Aim
Copy out all the lines where "ylabel" shows up.

┌────────

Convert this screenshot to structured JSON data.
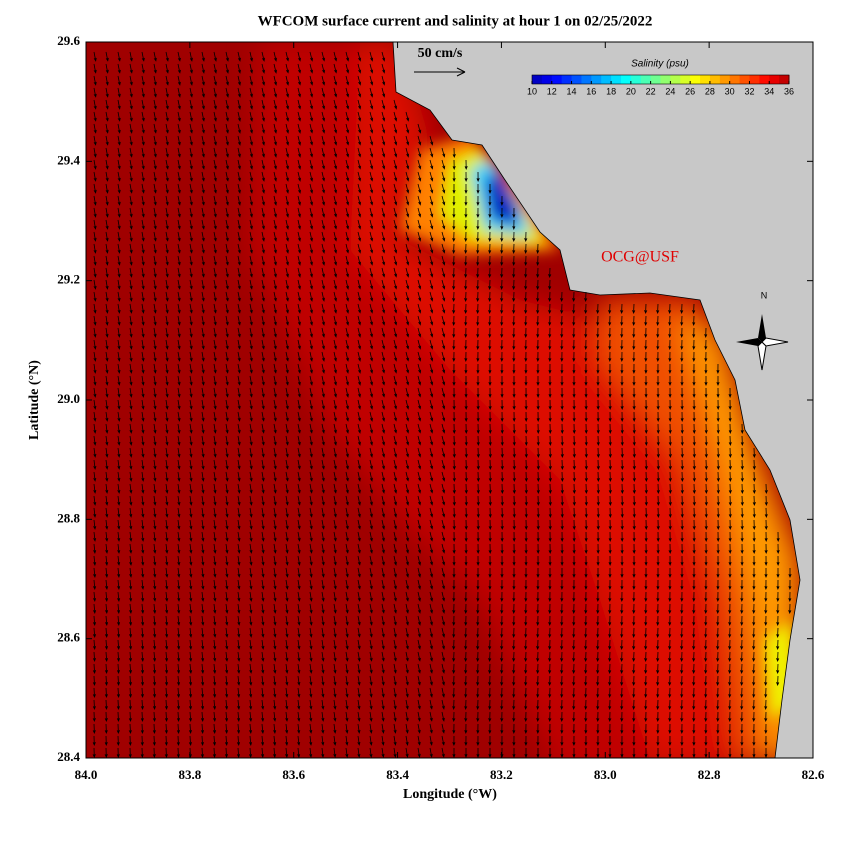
{
  "map": {
    "title": "WFCOM surface current and salinity at hour 1 on 02/25/2022",
    "x_label": "Longitude (°W)",
    "y_label": "Latitude (°N)",
    "xlim": [
      84.0,
      82.6
    ],
    "ylim": [
      28.4,
      29.6
    ],
    "xticks": [
      {
        "value": 84.0,
        "label": "84.0"
      },
      83.8,
      83.6,
      83.4,
      83.2,
      {
        "value": 83.0,
        "label": "83.0"
      },
      82.8,
      82.6
    ],
    "yticks": [
      28.4,
      28.6,
      28.8,
      {
        "value": 29.0,
        "label": "29.0"
      },
      29.2,
      29.4,
      29.6
    ],
    "scale_label": "50 cm/s",
    "colorbar": {
      "title": "Salinity (psu)",
      "lim": [
        10,
        36
      ],
      "ticks": [
        10,
        12,
        14,
        16,
        18,
        20,
        22,
        24,
        26,
        28,
        30,
        32,
        34,
        36
      ]
    },
    "credit": "OCG@USF",
    "compass_label": "N"
  }
}
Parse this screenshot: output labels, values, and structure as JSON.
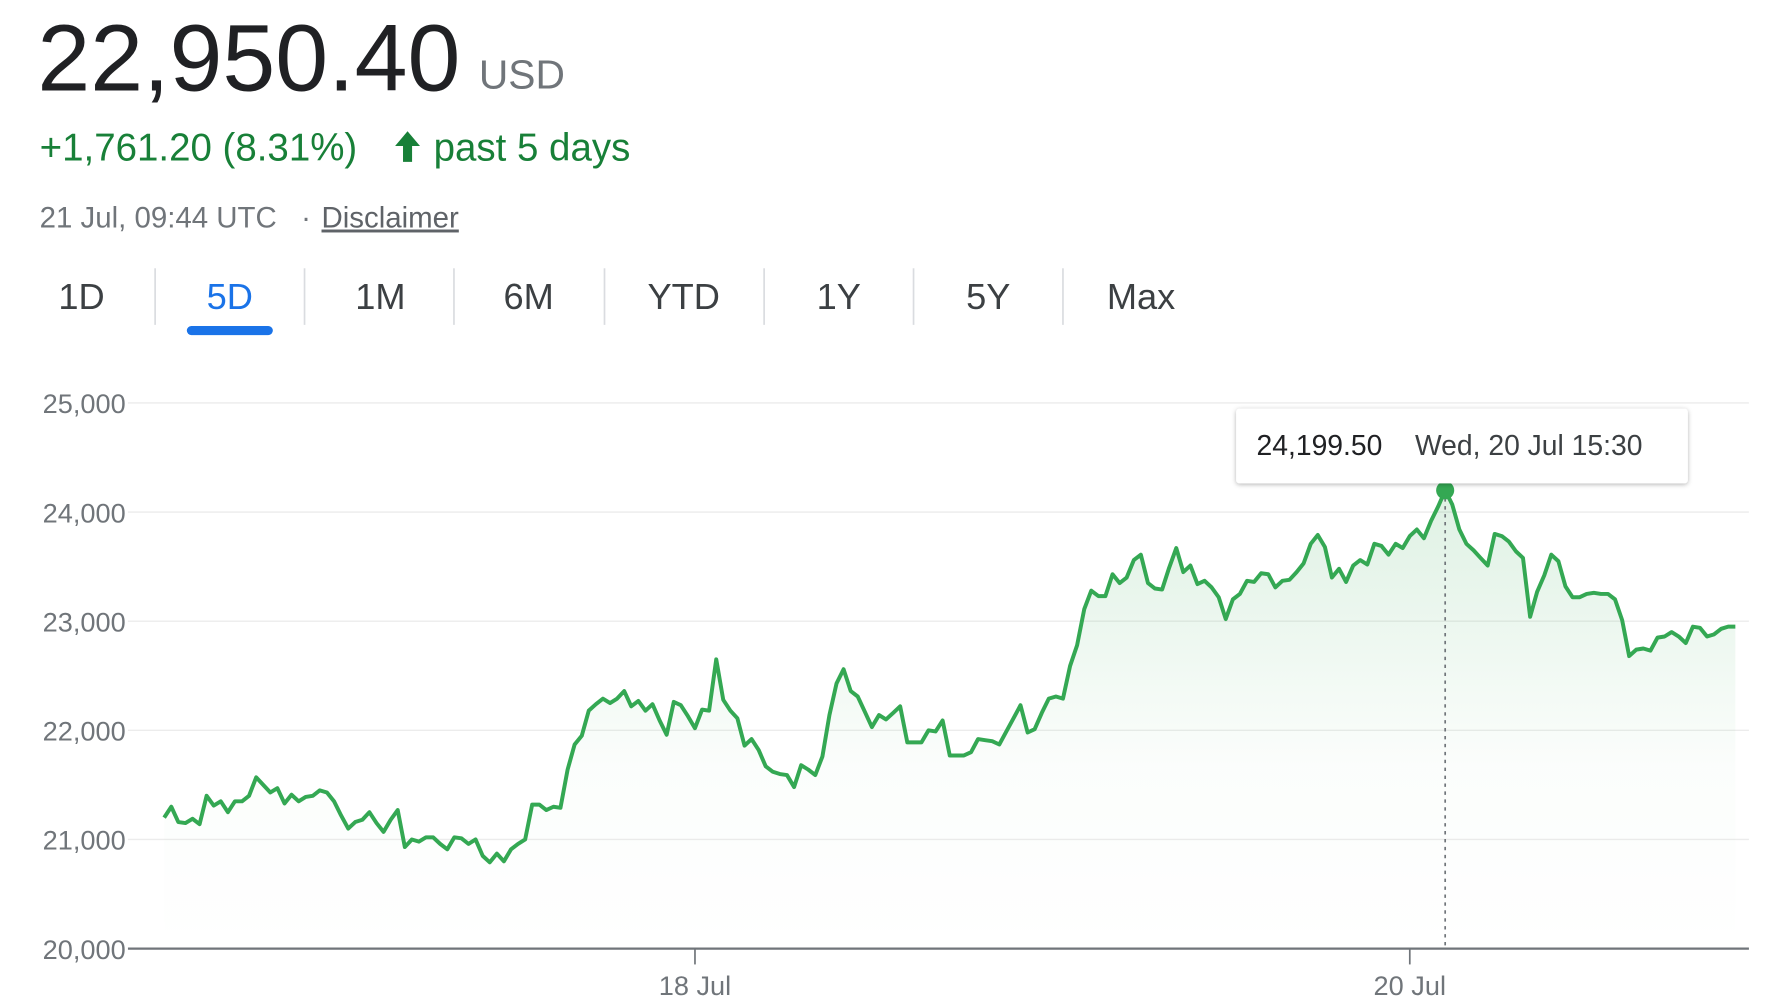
{
  "header": {
    "price": "22,950.40",
    "currency": "USD",
    "change": "+1,761.20 (8.31%)",
    "period": "past 5 days",
    "timestamp": "21 Jul, 09:44 UTC",
    "separator": "·",
    "disclaimer": "Disclaimer"
  },
  "tabs": {
    "items": [
      "1D",
      "5D",
      "1M",
      "6M",
      "YTD",
      "1Y",
      "5Y",
      "Max"
    ],
    "selected": "5D"
  },
  "chart_data": {
    "type": "line",
    "color": "#34a853",
    "categories": [
      null,
      null,
      null,
      null,
      null,
      null,
      null,
      null,
      null,
      null,
      null,
      null,
      null,
      null,
      null,
      null,
      null,
      null,
      null,
      null,
      null,
      null,
      null,
      null,
      null,
      null,
      null,
      null,
      null,
      null,
      null,
      null,
      null,
      null,
      null,
      null,
      null,
      null,
      null,
      null,
      null,
      null,
      null,
      null,
      null,
      null,
      null,
      null,
      null,
      null,
      null,
      null,
      null,
      null,
      null,
      null,
      null,
      null,
      null,
      null,
      null,
      null,
      null,
      null,
      null,
      null,
      null,
      null,
      null,
      null,
      null,
      null,
      null,
      null,
      null,
      "18 Jul",
      null,
      null,
      null,
      null,
      null,
      null,
      null,
      null,
      null,
      null,
      null,
      null,
      null,
      null,
      null,
      null,
      null,
      null,
      null,
      null,
      null,
      null,
      null,
      null,
      null,
      null,
      null,
      null,
      null,
      null,
      null,
      null,
      null,
      null,
      null,
      null,
      null,
      null,
      null,
      null,
      null,
      null,
      null,
      null,
      null,
      null,
      null,
      null,
      null,
      null,
      null,
      null,
      null,
      null,
      null,
      null,
      null,
      null,
      null,
      null,
      null,
      null,
      null,
      null,
      null,
      null,
      null,
      null,
      null,
      null,
      null,
      null,
      null,
      null,
      null,
      null,
      null,
      null,
      null,
      null,
      null,
      null,
      null,
      null,
      null,
      null,
      null,
      null,
      null,
      null,
      null,
      null,
      null,
      null,
      null,
      null,
      null,
      null,
      null,
      null,
      "20 Jul",
      null,
      null,
      null,
      null,
      null,
      null,
      null,
      null,
      null,
      null,
      null,
      null,
      null,
      null,
      null,
      null,
      null,
      null,
      null,
      null,
      null,
      null,
      null,
      null,
      null,
      null,
      null,
      null,
      null,
      null,
      null,
      null,
      null,
      null,
      null,
      null,
      null,
      null,
      null,
      null,
      null,
      null,
      null,
      null,
      null,
      null
    ],
    "values": [
      21200,
      21300,
      21160,
      21150,
      21190,
      21140,
      21400,
      21310,
      21350,
      21250,
      21350,
      21350,
      21400,
      21570,
      21500,
      21430,
      21470,
      21330,
      21410,
      21350,
      21390,
      21400,
      21450,
      21430,
      21350,
      21220,
      21100,
      21160,
      21180,
      21250,
      21150,
      21070,
      21180,
      21270,
      20930,
      21000,
      20980,
      21020,
      21020,
      20960,
      20910,
      21020,
      21010,
      20960,
      21000,
      20850,
      20790,
      20870,
      20800,
      20910,
      20960,
      21000,
      21320,
      21320,
      21270,
      21300,
      21290,
      21640,
      21870,
      21950,
      22180,
      22240,
      22290,
      22250,
      22290,
      22360,
      22220,
      22270,
      22180,
      22240,
      22090,
      21960,
      22260,
      22230,
      22130,
      22020,
      22190,
      22180,
      22650,
      22280,
      22180,
      22110,
      21860,
      21920,
      21820,
      21670,
      21620,
      21600,
      21590,
      21480,
      21680,
      21640,
      21590,
      21760,
      22140,
      22430,
      22560,
      22360,
      22310,
      22170,
      22030,
      22140,
      22100,
      22160,
      22220,
      21890,
      21890,
      21890,
      22000,
      21990,
      22090,
      21770,
      21770,
      21770,
      21800,
      21920,
      21910,
      21900,
      21870,
      21990,
      22110,
      22230,
      21980,
      22010,
      22160,
      22290,
      22310,
      22290,
      22590,
      22780,
      23110,
      23280,
      23230,
      23230,
      23430,
      23350,
      23400,
      23560,
      23610,
      23350,
      23300,
      23290,
      23490,
      23670,
      23450,
      23510,
      23340,
      23370,
      23310,
      23220,
      23020,
      23200,
      23250,
      23370,
      23360,
      23440,
      23430,
      23310,
      23370,
      23380,
      23450,
      23530,
      23710,
      23790,
      23680,
      23400,
      23480,
      23360,
      23510,
      23560,
      23520,
      23710,
      23690,
      23610,
      23710,
      23670,
      23780,
      23840,
      23760,
      23920,
      24050,
      24199.5,
      24070,
      23840,
      23710,
      23650,
      23580,
      23510,
      23800,
      23780,
      23730,
      23640,
      23580,
      23040,
      23270,
      23420,
      23610,
      23550,
      23320,
      23220,
      23220,
      23250,
      23260,
      23250,
      23250,
      23200,
      23010,
      22680,
      22740,
      22750,
      22730,
      22850,
      22860,
      22900,
      22860,
      22800,
      22950,
      22940,
      22860,
      22880,
      22930,
      22950,
      22950
    ],
    "ylim": [
      20000,
      25000
    ],
    "yticks": [
      {
        "value": 20000,
        "label": "20,000"
      },
      {
        "value": 21000,
        "label": "21,000"
      },
      {
        "value": 22000,
        "label": "22,000"
      },
      {
        "value": 23000,
        "label": "23,000"
      },
      {
        "value": 24000,
        "label": "24,000"
      },
      {
        "value": 25000,
        "label": "25,000"
      }
    ],
    "grid": true,
    "tooltip": {
      "value_label": "24,199.50",
      "time": "Wed, 20 Jul 15:30"
    }
  }
}
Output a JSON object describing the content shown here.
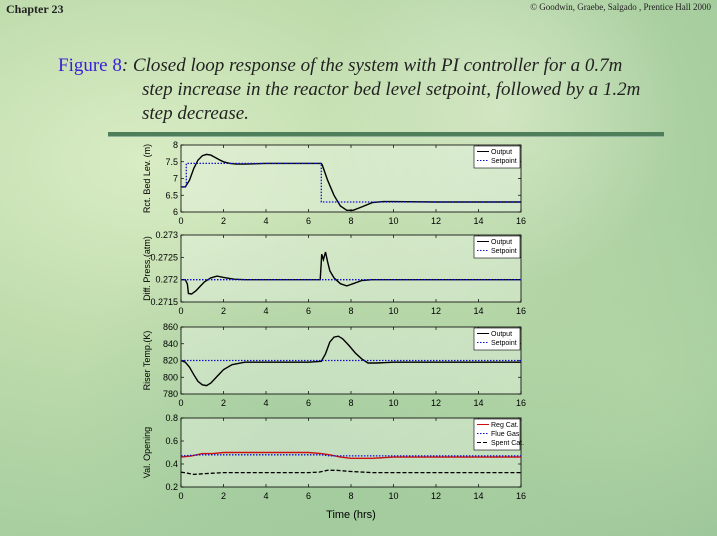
{
  "header": {
    "chapter": "Chapter 23",
    "copyright": "© Goodwin, Graebe, Salgado , Prentice Hall 2000"
  },
  "caption": {
    "figure_label": "Figure 8",
    "line1": ": Closed loop response of the system with PI controller for a 0.7m",
    "line2": "step increase in the reactor bed level setpoint, followed by a 1.2m",
    "line3": "step decrease."
  },
  "colors": {
    "output": "#000000",
    "setpoint": "#1010cc",
    "regcat": "#cc1010",
    "fluegas": "#1010cc",
    "spentcat": "#000000",
    "title_blue": "#3a1fd6"
  },
  "chart_data": [
    {
      "type": "line",
      "ylabel": "Rct. Bed Lev. (m)",
      "xlim": [
        0,
        16
      ],
      "ylim": [
        6,
        8
      ],
      "xticks": [
        "0",
        "2",
        "4",
        "6",
        "8",
        "10",
        "12",
        "14",
        "16"
      ],
      "yticks": [
        "6",
        "6.5",
        "7",
        "7.5",
        "8"
      ],
      "legend": [
        "Output",
        "Setpoint"
      ],
      "legend_position": "top-right",
      "series": [
        {
          "name": "Output",
          "style": "solid",
          "color": "#000000",
          "x": [
            0,
            0.2,
            0.4,
            0.6,
            0.8,
            1.0,
            1.2,
            1.4,
            1.6,
            1.8,
            2.0,
            2.3,
            2.6,
            3,
            4,
            5,
            6,
            6.6,
            6.65,
            6.9,
            7.2,
            7.5,
            7.8,
            8.1,
            8.5,
            9,
            9.5,
            10,
            12,
            14,
            16
          ],
          "y": [
            6.75,
            6.75,
            6.95,
            7.3,
            7.55,
            7.68,
            7.72,
            7.7,
            7.63,
            7.56,
            7.5,
            7.45,
            7.43,
            7.43,
            7.45,
            7.45,
            7.45,
            7.45,
            7.4,
            6.95,
            6.5,
            6.18,
            6.05,
            6.05,
            6.15,
            6.28,
            6.31,
            6.31,
            6.3,
            6.3,
            6.3
          ]
        },
        {
          "name": "Setpoint",
          "style": "dotted",
          "color": "#1010cc",
          "x": [
            0,
            0.25,
            0.25,
            6.6,
            6.6,
            16
          ],
          "y": [
            6.75,
            6.75,
            7.45,
            7.45,
            6.3,
            6.3
          ]
        }
      ]
    },
    {
      "type": "line",
      "ylabel": "Diff. Press.(atm)",
      "xlim": [
        0,
        16
      ],
      "ylim": [
        0.2715,
        0.273
      ],
      "xticks": [
        "0",
        "2",
        "4",
        "6",
        "8",
        "10",
        "12",
        "14",
        "16"
      ],
      "yticks": [
        "0.2715",
        "0.272",
        "0.2725",
        "0.273"
      ],
      "legend": [
        "Output",
        "Setpoint"
      ],
      "legend_position": "top-right",
      "series": [
        {
          "name": "Output",
          "style": "solid",
          "color": "#000000",
          "x": [
            0,
            0.2,
            0.3,
            0.35,
            0.5,
            0.7,
            0.9,
            1.1,
            1.4,
            1.7,
            2.0,
            2.5,
            3,
            4,
            6,
            6.55,
            6.6,
            6.62,
            6.7,
            6.8,
            6.9,
            7.0,
            7.2,
            7.5,
            7.8,
            8.1,
            8.5,
            9,
            10,
            12,
            16
          ],
          "y": [
            0.272,
            0.272,
            0.2719,
            0.27169,
            0.27168,
            0.27175,
            0.27185,
            0.27195,
            0.27204,
            0.27208,
            0.27205,
            0.27201,
            0.272,
            0.272,
            0.272,
            0.272,
            0.2724,
            0.27257,
            0.27245,
            0.27262,
            0.2724,
            0.2722,
            0.27204,
            0.27191,
            0.27186,
            0.27191,
            0.27198,
            0.272,
            0.272,
            0.272,
            0.272
          ]
        },
        {
          "name": "Setpoint",
          "style": "dotted",
          "color": "#1010cc",
          "x": [
            0,
            16
          ],
          "y": [
            0.272,
            0.272
          ]
        }
      ]
    },
    {
      "type": "line",
      "ylabel": "Riser Temp.(K)",
      "xlim": [
        0,
        16
      ],
      "ylim": [
        780,
        860
      ],
      "xticks": [
        "0",
        "2",
        "4",
        "6",
        "8",
        "10",
        "12",
        "14",
        "16"
      ],
      "yticks": [
        "780",
        "800",
        "820",
        "840",
        "860"
      ],
      "legend": [
        "Output",
        "Setpoint"
      ],
      "legend_position": "top-right",
      "series": [
        {
          "name": "Output",
          "style": "solid",
          "color": "#000000",
          "x": [
            0,
            0.2,
            0.4,
            0.6,
            0.8,
            1.0,
            1.2,
            1.4,
            1.7,
            2.0,
            2.4,
            3,
            4,
            5,
            6,
            6.6,
            6.8,
            7.0,
            7.2,
            7.4,
            7.6,
            7.9,
            8.2,
            8.5,
            8.8,
            9.2,
            10,
            12,
            16
          ],
          "y": [
            820,
            818,
            812,
            803,
            795,
            791,
            790,
            793,
            801,
            809,
            815,
            818,
            818,
            818,
            818,
            819,
            828,
            842,
            848,
            849,
            846,
            838,
            829,
            822,
            817,
            817,
            818,
            818,
            818
          ]
        },
        {
          "name": "Setpoint",
          "style": "dotted",
          "color": "#1010cc",
          "x": [
            0,
            16
          ],
          "y": [
            820,
            820
          ]
        }
      ]
    },
    {
      "type": "line",
      "ylabel": "Val. Opening",
      "xlabel": "Time (hrs)",
      "xlim": [
        0,
        16
      ],
      "ylim": [
        0.2,
        0.8
      ],
      "xticks": [
        "0",
        "2",
        "4",
        "6",
        "8",
        "10",
        "12",
        "14",
        "16"
      ],
      "yticks": [
        "0.2",
        "0.4",
        "0.6",
        "0.8"
      ],
      "legend": [
        "Reg Cat.",
        "Flue Gas",
        "Spent Cat."
      ],
      "legend_position": "top-right",
      "series": [
        {
          "name": "Reg Cat.",
          "style": "solid",
          "color": "#cc1010",
          "x": [
            0,
            0.5,
            1,
            1.5,
            2,
            4,
            6,
            6.6,
            7,
            7.5,
            8,
            8.5,
            9,
            10,
            12,
            16
          ],
          "y": [
            0.46,
            0.47,
            0.49,
            0.49,
            0.5,
            0.5,
            0.5,
            0.49,
            0.48,
            0.46,
            0.45,
            0.45,
            0.45,
            0.46,
            0.46,
            0.46
          ]
        },
        {
          "name": "Flue Gas",
          "style": "dotted",
          "color": "#1010cc",
          "x": [
            0,
            1,
            2,
            6,
            6.6,
            7,
            8,
            10,
            16
          ],
          "y": [
            0.47,
            0.48,
            0.48,
            0.48,
            0.48,
            0.47,
            0.47,
            0.47,
            0.47
          ]
        },
        {
          "name": "Spent Cat.",
          "style": "dashed",
          "color": "#000000",
          "x": [
            0,
            0.3,
            0.6,
            1.0,
            1.5,
            2,
            3,
            6,
            6.5,
            6.9,
            7.3,
            8,
            9,
            10,
            12,
            16
          ],
          "y": [
            0.33,
            0.32,
            0.31,
            0.315,
            0.32,
            0.325,
            0.325,
            0.325,
            0.33,
            0.345,
            0.345,
            0.335,
            0.325,
            0.325,
            0.325,
            0.325
          ]
        }
      ]
    }
  ]
}
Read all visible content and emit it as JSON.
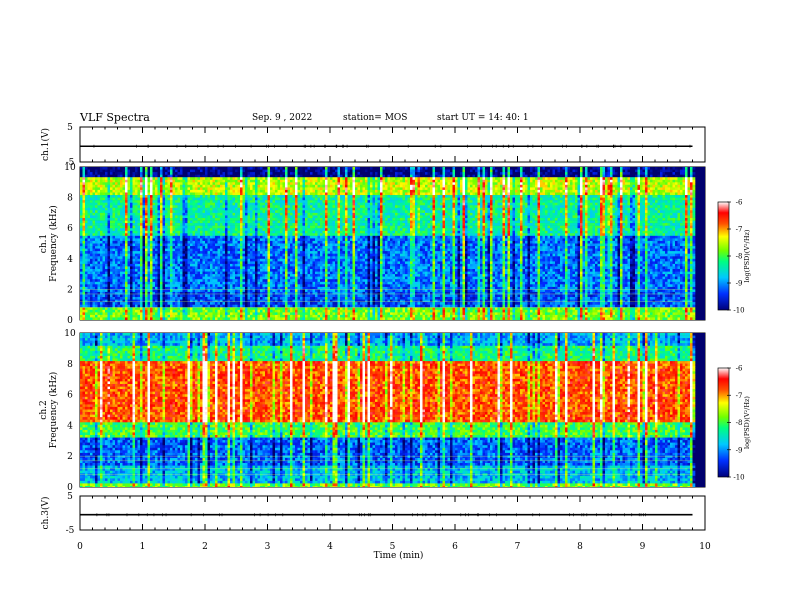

└────────

The answer
      "ylabel": "Rct. Bed Lev. (m)",
      "ylabel": "Diff. Press.(atm)",
      "ylabel": "Riser Temp.(K)",
      "ylabel": "Val. Opening",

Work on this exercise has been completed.